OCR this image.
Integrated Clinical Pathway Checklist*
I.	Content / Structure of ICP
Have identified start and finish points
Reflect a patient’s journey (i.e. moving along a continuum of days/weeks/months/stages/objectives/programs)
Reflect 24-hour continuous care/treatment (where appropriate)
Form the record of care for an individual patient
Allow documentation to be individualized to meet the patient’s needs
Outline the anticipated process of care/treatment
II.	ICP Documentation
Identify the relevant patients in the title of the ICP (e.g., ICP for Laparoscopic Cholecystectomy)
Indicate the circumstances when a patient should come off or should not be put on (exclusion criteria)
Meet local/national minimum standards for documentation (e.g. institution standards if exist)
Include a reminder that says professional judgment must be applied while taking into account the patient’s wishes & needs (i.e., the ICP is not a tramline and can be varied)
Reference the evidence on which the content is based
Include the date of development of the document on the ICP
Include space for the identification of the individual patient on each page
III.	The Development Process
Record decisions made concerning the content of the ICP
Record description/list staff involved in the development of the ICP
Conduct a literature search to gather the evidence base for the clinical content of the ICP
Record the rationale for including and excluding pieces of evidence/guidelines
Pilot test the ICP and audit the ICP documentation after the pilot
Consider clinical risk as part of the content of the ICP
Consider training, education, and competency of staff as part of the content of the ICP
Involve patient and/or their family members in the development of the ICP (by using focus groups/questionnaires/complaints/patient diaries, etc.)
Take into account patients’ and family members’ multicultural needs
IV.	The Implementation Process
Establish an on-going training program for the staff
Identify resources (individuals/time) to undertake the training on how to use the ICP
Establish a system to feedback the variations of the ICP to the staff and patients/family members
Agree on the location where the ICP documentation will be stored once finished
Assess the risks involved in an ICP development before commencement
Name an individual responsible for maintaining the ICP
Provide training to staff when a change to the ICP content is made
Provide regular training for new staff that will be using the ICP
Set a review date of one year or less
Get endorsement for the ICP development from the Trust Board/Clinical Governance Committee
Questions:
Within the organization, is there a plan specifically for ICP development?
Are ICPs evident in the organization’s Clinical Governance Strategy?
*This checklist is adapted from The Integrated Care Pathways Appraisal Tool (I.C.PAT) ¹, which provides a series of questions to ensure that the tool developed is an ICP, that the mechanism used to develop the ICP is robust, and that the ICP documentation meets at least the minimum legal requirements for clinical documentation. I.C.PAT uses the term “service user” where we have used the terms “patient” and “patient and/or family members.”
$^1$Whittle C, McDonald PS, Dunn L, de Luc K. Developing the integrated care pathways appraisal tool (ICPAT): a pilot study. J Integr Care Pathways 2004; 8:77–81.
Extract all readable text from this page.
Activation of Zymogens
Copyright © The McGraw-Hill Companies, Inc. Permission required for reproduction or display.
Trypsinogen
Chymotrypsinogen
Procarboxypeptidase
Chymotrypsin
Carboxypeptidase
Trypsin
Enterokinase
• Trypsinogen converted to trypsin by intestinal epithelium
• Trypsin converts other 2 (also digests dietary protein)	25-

[Exercise instructions]:
After reading the entries, reproduce every one of them exactly.

[Task solution]:
OCR this image.
Integrated Clinical Pathway Checklist*
I.	Content / Structure of ICP
Have identified start and finish points
Reflect a patient’s journey (i.e. moving along a continuum of days/weeks/months/stages/objectives/programs)
Reflect 24-hour continuous care/treatment (where appropriate)
Form the record of care for an individual patient
Allow documentation to be individualized to meet the patient’s needs
Outline the anticipated process of care/treatment
II.	ICP Documentation
Identify the relevant patients in the title of the ICP (e.g., ICP for Laparoscopic Cholecystectomy)
Indicate the circumstances when a patient should come off or should not be put on (exclusion criteria)
Meet local/national minimum standards for documentation (e.g. institution standards if exist)
Include a reminder that says professional judgment must be applied while taking into account the patient’s wishes & needs (i.e., the ICP is not a tramline and can be varied)
Reference the evidence on which the content is based
Include the date of development of the document on the ICP
Include space for the identification of the individual patient on each page
III.	The Development Process
Record decisions made concerning the content of the ICP
Record description/list staff involved in the development of the ICP
Conduct a literature search to gather the evidence base for the clinical content of the ICP
Record the rationale for including and excluding pieces of evidence/guidelines
Pilot test the ICP and audit the ICP documentation after the pilot
Consider clinical risk as part of the content of the ICP
Consider training, education, and competency of staff as part of the content of the ICP
Involve patient and/or their family members in the development of the ICP (by using focus groups/questionnaires/complaints/patient diaries, etc.)
Take into account patients’ and family members’ multicultural needs
IV.	The Implementation Process
Establish an on-going training program for the staff
Identify resources (individuals/time) to undertake the training on how to use the ICP
Establish a system to feedback the variations of the ICP to the staff and patients/family members
Agree on the location where the ICP documentation will be stored once finished
Assess the risks involved in an ICP development before commencement
Name an individual responsible for maintaining the ICP
Provide training to staff when a change to the ICP content is made
Provide regular training for new staff that will be using the ICP
Set a review date of one year or less
Get endorsement for the ICP development from the Trust Board/Clinical Governance Committee
Questions:
Within the organization, is there a plan specifically for ICP development?
Are ICPs evident in the organization’s Clinical Governance Strategy?
*This checklist is adapted from The Integrated Care Pathways Appraisal Tool (I.C.PAT) ¹, which provides a series of questions to ensure that the tool developed is an ICP, that the mechanism used to develop the ICP is robust, and that the ICP documentation meets at least the minimum legal requirements for clinical documentation. I.C.PAT uses the term “service user” where we have used the terms “patient” and “patient and/or family members.”
$^1$Whittle C, McDonald PS, Dunn L, de Luc K. Developing the integrated care pathways appraisal tool (ICPAT): a pilot study. J Integr Care Pathways 2004; 8:77–81.
Extract all readable text from this page.
Activation of Zymogens
Copyright © The McGraw-Hill Companies, Inc. Permission required for reproduction or display.
Trypsinogen
Chymotrypsinogen
Procarboxypeptidase
Chymotrypsin
Carboxypeptidase
Trypsin
Enterokinase
• Trypsinogen converted to trypsin by intestinal epithelium
• Trypsin converts other 2 (also digests dietary protein)	25-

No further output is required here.